» **EXERCISE DESCRIPTION**:
Pull out every line with the word "that" from the entries below.

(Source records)
::::
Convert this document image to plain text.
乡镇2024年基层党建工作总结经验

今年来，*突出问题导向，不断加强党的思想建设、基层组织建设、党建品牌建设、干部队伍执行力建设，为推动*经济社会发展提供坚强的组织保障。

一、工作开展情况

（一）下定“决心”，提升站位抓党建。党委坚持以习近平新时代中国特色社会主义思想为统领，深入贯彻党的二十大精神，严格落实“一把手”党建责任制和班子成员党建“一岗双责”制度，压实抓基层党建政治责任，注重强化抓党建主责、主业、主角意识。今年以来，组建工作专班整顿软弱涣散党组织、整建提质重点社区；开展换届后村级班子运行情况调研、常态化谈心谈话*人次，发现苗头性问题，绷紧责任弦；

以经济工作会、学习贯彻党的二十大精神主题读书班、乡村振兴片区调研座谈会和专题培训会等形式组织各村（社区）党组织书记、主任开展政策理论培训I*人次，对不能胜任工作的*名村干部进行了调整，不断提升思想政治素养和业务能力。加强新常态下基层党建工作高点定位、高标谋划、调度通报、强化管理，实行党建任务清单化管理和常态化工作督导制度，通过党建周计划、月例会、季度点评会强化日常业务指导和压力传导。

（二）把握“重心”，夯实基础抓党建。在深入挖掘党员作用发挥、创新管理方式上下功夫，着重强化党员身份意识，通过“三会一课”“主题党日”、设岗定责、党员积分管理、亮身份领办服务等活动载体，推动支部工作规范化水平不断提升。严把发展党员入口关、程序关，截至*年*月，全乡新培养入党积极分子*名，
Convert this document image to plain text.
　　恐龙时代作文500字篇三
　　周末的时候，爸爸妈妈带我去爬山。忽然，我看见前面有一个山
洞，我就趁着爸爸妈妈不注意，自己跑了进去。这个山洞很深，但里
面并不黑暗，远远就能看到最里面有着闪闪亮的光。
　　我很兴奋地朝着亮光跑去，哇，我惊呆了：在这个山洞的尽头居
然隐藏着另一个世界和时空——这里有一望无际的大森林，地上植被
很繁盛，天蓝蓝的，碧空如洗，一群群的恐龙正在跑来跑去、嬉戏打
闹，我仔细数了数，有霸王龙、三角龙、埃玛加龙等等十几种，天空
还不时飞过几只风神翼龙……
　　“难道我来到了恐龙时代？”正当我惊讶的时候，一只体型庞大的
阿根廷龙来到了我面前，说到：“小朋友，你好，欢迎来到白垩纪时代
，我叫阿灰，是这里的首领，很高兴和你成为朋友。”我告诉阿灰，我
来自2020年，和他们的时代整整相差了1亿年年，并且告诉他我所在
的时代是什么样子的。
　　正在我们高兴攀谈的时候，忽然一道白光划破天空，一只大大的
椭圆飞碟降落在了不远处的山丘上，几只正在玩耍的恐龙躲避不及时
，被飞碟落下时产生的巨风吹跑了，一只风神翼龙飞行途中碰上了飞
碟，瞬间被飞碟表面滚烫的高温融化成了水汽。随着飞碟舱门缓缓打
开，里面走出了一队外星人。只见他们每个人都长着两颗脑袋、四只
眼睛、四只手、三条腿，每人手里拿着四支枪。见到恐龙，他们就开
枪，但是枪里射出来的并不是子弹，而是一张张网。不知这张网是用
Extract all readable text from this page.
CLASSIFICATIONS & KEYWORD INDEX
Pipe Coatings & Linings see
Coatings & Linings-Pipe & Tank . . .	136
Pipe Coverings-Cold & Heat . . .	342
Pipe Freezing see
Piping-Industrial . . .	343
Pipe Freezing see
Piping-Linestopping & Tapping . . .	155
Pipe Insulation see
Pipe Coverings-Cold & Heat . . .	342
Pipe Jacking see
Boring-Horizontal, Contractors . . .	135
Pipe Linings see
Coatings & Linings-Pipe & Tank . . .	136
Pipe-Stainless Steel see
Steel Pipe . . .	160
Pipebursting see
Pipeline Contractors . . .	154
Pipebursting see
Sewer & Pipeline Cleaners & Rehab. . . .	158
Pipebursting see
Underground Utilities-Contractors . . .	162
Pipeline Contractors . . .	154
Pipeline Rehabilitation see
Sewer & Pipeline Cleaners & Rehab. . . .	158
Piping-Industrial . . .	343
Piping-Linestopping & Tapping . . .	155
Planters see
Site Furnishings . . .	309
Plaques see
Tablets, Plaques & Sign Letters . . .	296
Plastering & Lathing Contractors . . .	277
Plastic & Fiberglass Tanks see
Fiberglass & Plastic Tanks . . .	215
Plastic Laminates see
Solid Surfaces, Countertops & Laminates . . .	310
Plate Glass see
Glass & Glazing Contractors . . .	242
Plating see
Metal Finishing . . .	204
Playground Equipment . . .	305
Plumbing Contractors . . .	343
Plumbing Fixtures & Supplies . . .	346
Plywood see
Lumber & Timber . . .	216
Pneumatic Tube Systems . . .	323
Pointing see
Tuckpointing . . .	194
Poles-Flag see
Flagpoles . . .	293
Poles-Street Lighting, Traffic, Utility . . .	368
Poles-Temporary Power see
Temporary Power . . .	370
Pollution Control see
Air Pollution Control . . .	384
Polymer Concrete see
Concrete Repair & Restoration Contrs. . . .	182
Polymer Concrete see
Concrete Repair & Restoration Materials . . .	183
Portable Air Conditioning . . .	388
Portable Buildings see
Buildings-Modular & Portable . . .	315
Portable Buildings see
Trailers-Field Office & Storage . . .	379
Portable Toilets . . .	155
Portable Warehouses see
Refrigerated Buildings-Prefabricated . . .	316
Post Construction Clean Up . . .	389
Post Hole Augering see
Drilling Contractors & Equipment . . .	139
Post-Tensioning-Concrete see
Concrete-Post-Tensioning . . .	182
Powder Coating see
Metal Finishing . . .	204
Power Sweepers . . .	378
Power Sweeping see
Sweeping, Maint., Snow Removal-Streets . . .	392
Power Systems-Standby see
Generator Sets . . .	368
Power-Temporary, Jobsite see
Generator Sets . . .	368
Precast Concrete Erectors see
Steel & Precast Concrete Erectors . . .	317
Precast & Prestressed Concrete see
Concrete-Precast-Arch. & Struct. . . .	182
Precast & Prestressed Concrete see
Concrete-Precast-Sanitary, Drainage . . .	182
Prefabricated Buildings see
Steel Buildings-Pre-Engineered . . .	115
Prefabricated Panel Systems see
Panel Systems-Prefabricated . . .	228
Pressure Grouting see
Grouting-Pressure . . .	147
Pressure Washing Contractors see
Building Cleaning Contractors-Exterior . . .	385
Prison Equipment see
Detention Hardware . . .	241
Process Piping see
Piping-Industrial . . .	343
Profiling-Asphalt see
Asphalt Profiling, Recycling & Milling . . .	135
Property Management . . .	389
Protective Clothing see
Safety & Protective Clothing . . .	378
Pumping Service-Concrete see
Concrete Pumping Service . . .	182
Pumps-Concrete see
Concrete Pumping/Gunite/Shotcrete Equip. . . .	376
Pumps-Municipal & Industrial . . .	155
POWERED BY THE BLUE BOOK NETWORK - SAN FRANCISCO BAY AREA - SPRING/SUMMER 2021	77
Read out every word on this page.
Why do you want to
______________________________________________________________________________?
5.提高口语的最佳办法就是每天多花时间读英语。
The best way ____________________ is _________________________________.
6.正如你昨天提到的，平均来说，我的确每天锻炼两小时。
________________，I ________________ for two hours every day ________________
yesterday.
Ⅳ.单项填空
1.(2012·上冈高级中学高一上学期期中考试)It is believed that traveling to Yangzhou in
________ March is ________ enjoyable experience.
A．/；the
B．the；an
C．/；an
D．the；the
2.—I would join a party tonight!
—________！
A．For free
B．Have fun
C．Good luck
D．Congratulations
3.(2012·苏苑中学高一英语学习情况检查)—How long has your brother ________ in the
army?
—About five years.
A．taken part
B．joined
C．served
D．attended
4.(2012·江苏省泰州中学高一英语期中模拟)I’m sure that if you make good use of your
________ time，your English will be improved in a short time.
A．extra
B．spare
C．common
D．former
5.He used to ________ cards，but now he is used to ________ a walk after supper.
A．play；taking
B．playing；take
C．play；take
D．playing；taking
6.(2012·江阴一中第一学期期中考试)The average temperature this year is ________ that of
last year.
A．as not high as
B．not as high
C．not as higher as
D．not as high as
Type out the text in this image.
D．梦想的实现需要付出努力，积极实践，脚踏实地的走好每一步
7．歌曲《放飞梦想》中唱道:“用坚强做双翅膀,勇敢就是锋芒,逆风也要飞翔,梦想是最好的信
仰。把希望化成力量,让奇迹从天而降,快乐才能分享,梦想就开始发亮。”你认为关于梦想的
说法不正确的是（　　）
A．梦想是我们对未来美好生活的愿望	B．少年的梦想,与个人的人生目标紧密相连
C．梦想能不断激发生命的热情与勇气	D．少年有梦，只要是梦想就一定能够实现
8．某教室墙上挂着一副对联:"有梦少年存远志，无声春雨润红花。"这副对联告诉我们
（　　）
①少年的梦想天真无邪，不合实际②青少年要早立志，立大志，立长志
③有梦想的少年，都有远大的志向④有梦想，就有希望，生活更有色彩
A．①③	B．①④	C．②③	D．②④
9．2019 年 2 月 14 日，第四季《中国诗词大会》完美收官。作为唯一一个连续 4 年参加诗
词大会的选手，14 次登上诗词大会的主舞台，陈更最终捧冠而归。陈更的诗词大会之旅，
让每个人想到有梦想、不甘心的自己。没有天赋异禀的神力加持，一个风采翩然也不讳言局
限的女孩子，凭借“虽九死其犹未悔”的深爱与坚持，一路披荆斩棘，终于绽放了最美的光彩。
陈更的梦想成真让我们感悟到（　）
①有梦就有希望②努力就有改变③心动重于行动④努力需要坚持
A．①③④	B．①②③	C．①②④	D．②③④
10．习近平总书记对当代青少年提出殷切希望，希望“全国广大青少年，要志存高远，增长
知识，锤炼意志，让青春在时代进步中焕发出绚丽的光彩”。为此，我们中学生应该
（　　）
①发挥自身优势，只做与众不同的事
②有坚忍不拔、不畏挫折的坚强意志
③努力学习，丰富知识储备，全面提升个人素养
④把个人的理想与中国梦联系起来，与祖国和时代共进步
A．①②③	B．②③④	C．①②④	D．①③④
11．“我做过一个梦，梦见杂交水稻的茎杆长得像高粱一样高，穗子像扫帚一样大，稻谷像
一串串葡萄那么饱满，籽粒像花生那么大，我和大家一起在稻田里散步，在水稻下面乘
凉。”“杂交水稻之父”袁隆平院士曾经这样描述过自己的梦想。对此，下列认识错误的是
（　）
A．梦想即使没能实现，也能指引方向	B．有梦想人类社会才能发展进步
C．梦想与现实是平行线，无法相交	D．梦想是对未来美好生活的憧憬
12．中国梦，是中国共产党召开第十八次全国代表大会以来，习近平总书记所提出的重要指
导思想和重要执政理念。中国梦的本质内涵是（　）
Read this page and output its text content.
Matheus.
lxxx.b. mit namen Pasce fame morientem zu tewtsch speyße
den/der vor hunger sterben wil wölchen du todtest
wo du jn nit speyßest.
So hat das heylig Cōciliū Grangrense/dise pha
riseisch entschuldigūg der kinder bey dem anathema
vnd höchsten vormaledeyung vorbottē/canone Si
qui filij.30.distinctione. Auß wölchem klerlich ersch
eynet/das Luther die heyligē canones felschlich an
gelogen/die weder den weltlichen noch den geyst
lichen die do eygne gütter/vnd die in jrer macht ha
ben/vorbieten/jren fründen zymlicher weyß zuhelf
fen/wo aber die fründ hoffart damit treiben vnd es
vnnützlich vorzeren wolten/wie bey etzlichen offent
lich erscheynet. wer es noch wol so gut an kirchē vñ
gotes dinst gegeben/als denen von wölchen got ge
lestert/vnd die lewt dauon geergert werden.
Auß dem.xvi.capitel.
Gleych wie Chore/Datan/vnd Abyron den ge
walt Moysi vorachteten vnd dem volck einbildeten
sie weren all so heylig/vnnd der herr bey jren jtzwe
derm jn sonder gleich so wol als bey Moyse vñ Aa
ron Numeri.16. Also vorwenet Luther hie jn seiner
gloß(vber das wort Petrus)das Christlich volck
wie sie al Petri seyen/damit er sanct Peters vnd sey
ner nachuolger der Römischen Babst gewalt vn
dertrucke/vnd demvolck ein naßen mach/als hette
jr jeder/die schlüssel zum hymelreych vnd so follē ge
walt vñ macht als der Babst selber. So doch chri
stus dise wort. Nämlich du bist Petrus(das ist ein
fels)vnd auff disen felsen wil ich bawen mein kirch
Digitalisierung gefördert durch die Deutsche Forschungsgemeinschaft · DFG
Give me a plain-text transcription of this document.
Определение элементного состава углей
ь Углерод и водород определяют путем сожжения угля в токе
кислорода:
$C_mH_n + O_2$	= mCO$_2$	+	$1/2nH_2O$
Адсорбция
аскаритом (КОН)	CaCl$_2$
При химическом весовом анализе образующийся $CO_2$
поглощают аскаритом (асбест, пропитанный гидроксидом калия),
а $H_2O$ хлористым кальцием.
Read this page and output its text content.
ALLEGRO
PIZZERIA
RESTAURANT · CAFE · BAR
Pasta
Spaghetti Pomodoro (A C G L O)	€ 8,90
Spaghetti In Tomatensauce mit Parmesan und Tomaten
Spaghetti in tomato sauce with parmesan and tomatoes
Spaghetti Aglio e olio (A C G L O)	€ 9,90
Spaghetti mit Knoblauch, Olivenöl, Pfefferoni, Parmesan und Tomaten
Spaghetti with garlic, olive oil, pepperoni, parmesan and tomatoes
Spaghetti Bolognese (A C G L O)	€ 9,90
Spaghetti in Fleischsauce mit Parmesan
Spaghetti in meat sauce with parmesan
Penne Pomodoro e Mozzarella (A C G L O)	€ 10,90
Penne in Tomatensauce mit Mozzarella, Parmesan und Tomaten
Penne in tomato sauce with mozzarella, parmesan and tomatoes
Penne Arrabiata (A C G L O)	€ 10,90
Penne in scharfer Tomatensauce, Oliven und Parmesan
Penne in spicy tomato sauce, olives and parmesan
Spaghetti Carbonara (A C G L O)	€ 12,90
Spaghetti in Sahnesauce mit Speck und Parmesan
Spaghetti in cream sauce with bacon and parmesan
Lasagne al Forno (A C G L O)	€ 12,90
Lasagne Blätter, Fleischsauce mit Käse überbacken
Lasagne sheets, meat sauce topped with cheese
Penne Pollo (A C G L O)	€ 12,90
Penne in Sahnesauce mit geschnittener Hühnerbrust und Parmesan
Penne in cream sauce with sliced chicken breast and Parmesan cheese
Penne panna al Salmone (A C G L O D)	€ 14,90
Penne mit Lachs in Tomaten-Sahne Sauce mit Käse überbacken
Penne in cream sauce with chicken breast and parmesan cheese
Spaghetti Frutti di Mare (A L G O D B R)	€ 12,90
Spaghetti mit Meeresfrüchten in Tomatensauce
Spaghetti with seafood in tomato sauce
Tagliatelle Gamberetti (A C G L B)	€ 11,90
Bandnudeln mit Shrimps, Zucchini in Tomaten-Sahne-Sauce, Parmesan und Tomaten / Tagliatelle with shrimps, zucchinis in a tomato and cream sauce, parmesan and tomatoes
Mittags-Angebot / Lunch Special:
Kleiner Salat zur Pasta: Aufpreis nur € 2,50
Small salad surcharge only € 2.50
::::
» **REPLY**:
1.(2012·上冈高级中学高一上学期期中考试)It is believed that traveling to Yangzhou in
4.(2012·江苏省泰州中学高一英语期中模拟)I’m sure that if you make good use of your
6.(2012·江阴一中第一学期期中考试)The average temperature this year is ________ that of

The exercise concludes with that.